**Request:** Rewrite the data starting at the line containing "Output each element" and ending at the line containing "sidebar-item-craft[interactable]: 打造: [0, 0, 88, 89]", replacing "lock-icon" with "padlock-icon" and leaving everything else unchanged. Omit the pictures from your answer.

**Provided data:**
··········

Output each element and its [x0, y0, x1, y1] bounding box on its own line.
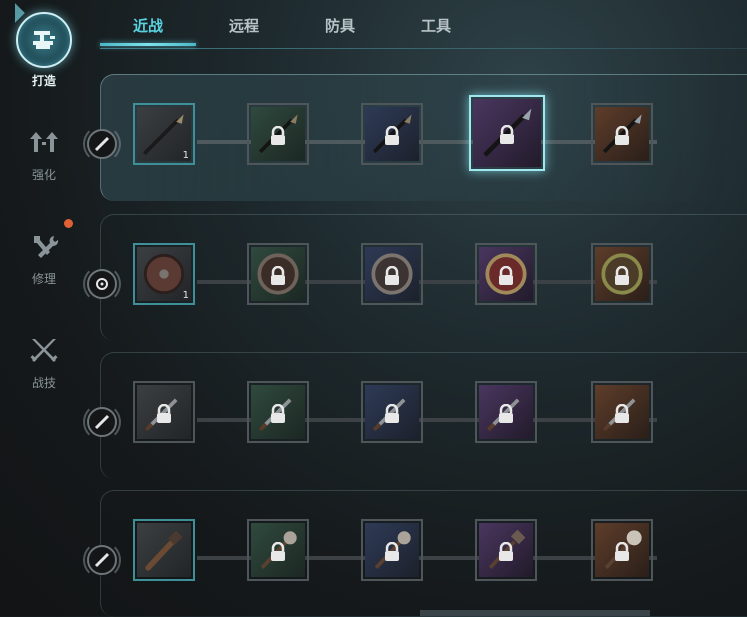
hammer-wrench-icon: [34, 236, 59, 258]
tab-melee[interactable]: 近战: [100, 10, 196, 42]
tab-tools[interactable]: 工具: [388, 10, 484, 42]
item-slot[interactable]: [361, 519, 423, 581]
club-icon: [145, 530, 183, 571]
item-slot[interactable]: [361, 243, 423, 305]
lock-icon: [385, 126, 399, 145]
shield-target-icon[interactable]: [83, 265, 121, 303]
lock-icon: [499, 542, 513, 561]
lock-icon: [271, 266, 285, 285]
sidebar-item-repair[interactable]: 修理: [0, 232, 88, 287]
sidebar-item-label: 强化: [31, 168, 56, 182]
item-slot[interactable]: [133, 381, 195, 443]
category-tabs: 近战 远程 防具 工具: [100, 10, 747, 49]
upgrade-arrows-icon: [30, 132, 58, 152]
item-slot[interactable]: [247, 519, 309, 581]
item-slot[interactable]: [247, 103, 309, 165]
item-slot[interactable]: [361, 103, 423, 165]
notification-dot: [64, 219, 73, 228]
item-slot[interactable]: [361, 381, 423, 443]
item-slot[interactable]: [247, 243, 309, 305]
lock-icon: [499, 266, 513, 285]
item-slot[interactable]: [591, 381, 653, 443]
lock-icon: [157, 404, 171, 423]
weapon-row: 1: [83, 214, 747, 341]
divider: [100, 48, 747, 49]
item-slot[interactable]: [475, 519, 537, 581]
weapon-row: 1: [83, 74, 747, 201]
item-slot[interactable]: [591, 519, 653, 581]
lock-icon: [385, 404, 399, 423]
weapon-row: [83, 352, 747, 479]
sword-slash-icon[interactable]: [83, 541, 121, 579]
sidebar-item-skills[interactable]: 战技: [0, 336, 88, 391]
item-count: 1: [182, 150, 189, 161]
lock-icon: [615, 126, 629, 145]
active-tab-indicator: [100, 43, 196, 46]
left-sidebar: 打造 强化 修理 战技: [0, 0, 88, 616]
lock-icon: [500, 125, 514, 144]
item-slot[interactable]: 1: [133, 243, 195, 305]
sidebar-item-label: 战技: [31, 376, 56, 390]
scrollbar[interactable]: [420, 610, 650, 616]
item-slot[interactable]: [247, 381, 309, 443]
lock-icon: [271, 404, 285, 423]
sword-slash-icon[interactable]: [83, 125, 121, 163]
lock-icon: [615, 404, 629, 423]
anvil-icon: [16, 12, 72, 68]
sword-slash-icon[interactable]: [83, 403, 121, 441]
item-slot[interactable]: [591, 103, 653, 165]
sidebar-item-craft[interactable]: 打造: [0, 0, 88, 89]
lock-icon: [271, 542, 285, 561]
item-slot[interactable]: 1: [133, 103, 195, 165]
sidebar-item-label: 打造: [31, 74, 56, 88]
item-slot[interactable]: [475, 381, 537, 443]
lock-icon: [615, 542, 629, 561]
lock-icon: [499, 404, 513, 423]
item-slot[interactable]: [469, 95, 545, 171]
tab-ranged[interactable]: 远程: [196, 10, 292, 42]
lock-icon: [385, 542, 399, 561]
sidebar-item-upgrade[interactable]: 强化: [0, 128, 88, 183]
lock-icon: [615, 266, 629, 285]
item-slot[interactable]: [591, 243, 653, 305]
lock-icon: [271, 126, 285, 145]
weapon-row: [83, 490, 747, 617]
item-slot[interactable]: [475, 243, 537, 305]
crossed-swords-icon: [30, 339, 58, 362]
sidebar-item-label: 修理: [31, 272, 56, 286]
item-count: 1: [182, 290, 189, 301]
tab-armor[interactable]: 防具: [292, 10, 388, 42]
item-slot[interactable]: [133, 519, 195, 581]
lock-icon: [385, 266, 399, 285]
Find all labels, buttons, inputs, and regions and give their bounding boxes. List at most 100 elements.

··········

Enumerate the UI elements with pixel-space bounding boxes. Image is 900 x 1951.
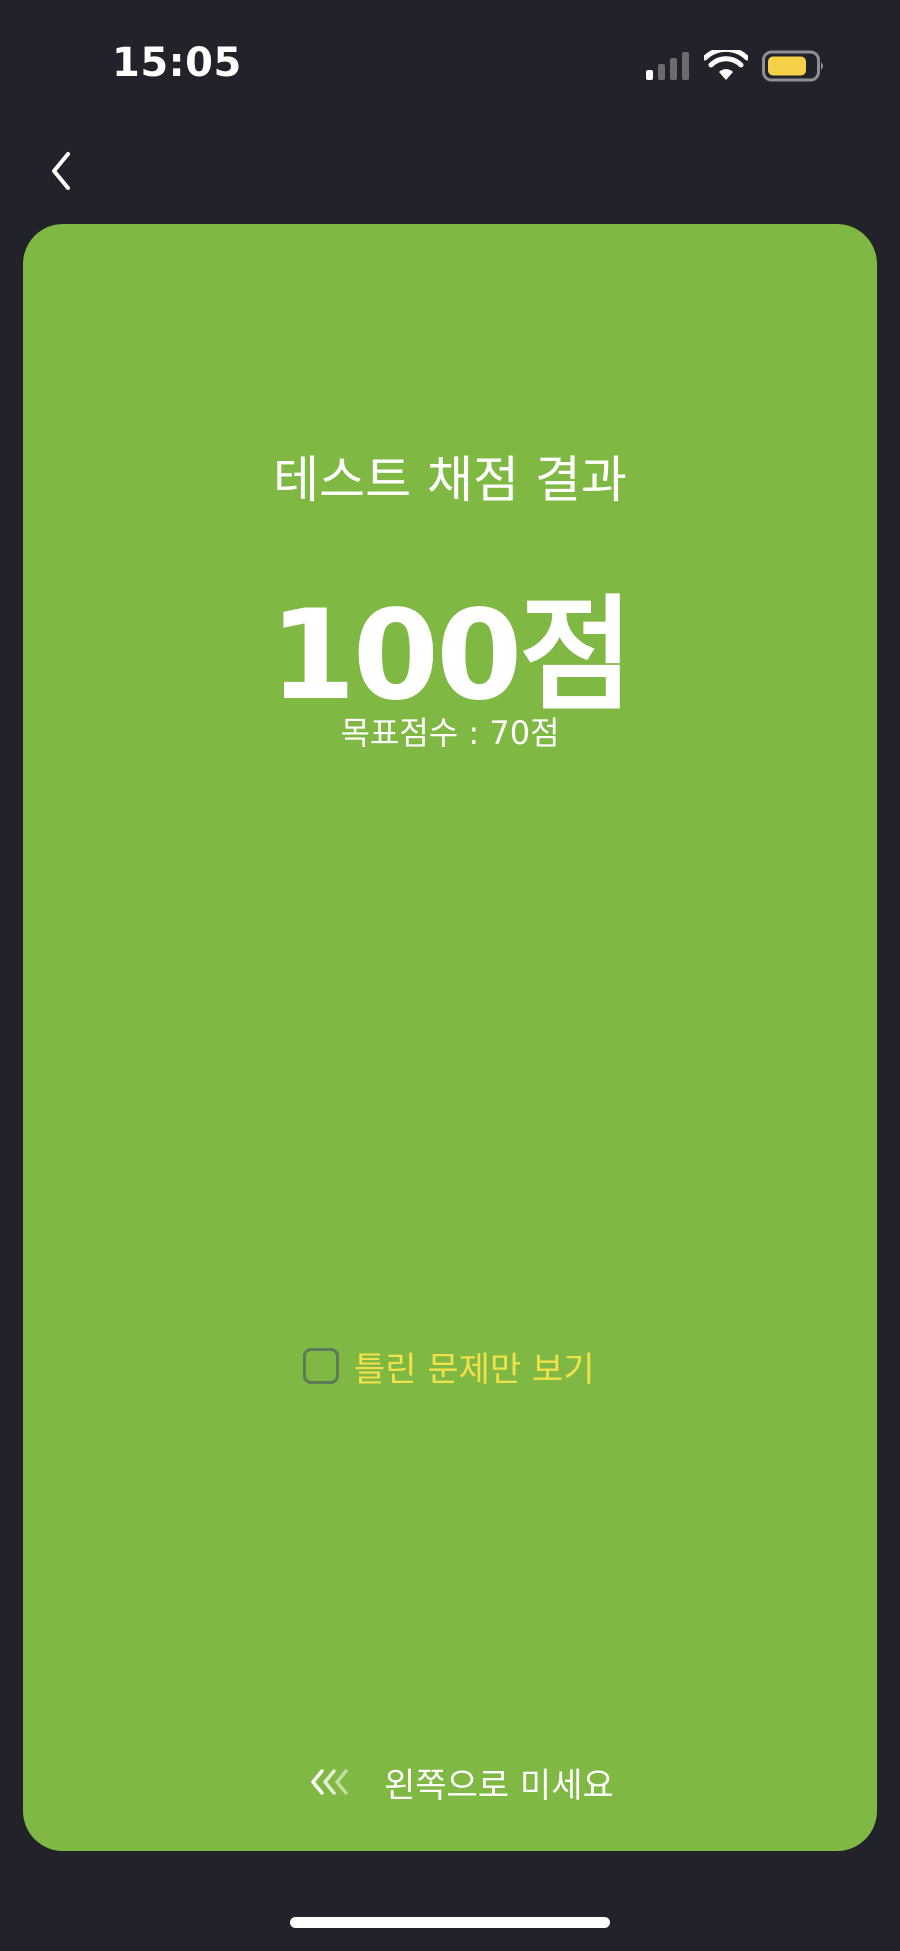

··········

**Expected answer:**
Output each element and its [x0, y0, x1, y1] bounding box on its own line.
hammer-wrench-icon: [34, 236, 59, 258]
tab-melee[interactable]: 近战: [100, 10, 196, 42]
tab-tools[interactable]: 工具: [388, 10, 484, 42]
item-slot[interactable]: [361, 519, 423, 581]
club-icon: [145, 530, 183, 571]
item-slot[interactable]: [361, 243, 423, 305]
padlock-icon: [385, 126, 399, 145]
shield-target-icon[interactable]: [83, 265, 121, 303]
padlock-icon: [499, 542, 513, 561]
padlock-icon: [271, 266, 285, 285]
sidebar-item-repair[interactable]: 修理: [0, 232, 88, 287]
sidebar-item-label: 强化: [31, 168, 56, 182]
item-slot[interactable]: [133, 381, 195, 443]
category-tabs: 近战 远程 防具 工具: [100, 10, 747, 49]
upgrade-arrows-icon: [30, 132, 58, 152]
item-slot[interactable]: [247, 519, 309, 581]
item-slot[interactable]: [247, 103, 309, 165]
item-slot[interactable]: [361, 103, 423, 165]
notification-dot: [64, 219, 73, 228]
item-slot[interactable]: [361, 381, 423, 443]
item-slot[interactable]: [247, 243, 309, 305]
padlock-icon: [499, 266, 513, 285]
item-slot[interactable]: [591, 381, 653, 443]
padlock-icon: [157, 404, 171, 423]
weapon-row: 1: [83, 214, 747, 341]
divider: [100, 48, 747, 49]
item-slot[interactable]: [475, 519, 537, 581]
weapon-row: 1: [83, 74, 747, 201]
item-slot[interactable]: [591, 519, 653, 581]
padlock-icon: [385, 404, 399, 423]
weapon-row: [83, 352, 747, 479]
sword-slash-icon[interactable]: [83, 541, 121, 579]
sidebar-item-skills[interactable]: 战技: [0, 336, 88, 391]
item-count: 1: [182, 150, 189, 161]
padlock-icon: [615, 126, 629, 145]
active-tab-indicator: [100, 43, 196, 46]
left-sidebar: 打造 强化 修理 战技: [0, 0, 88, 616]
padlock-icon: [500, 125, 514, 144]
item-slot[interactable]: 1: [133, 243, 195, 305]
sidebar-item-label: 战技: [31, 376, 56, 390]
scrollbar[interactable]: [420, 610, 650, 616]
item-slot[interactable]: [247, 381, 309, 443]
padlock-icon: [271, 404, 285, 423]
sword-slash-icon[interactable]: [83, 125, 121, 163]
padlock-icon: [615, 404, 629, 423]
anvil-icon: [16, 12, 72, 68]
sword-slash-icon[interactable]: [83, 403, 121, 441]
item-slot[interactable]: [591, 103, 653, 165]
sidebar-item-craft[interactable]: 打造: [0, 0, 88, 89]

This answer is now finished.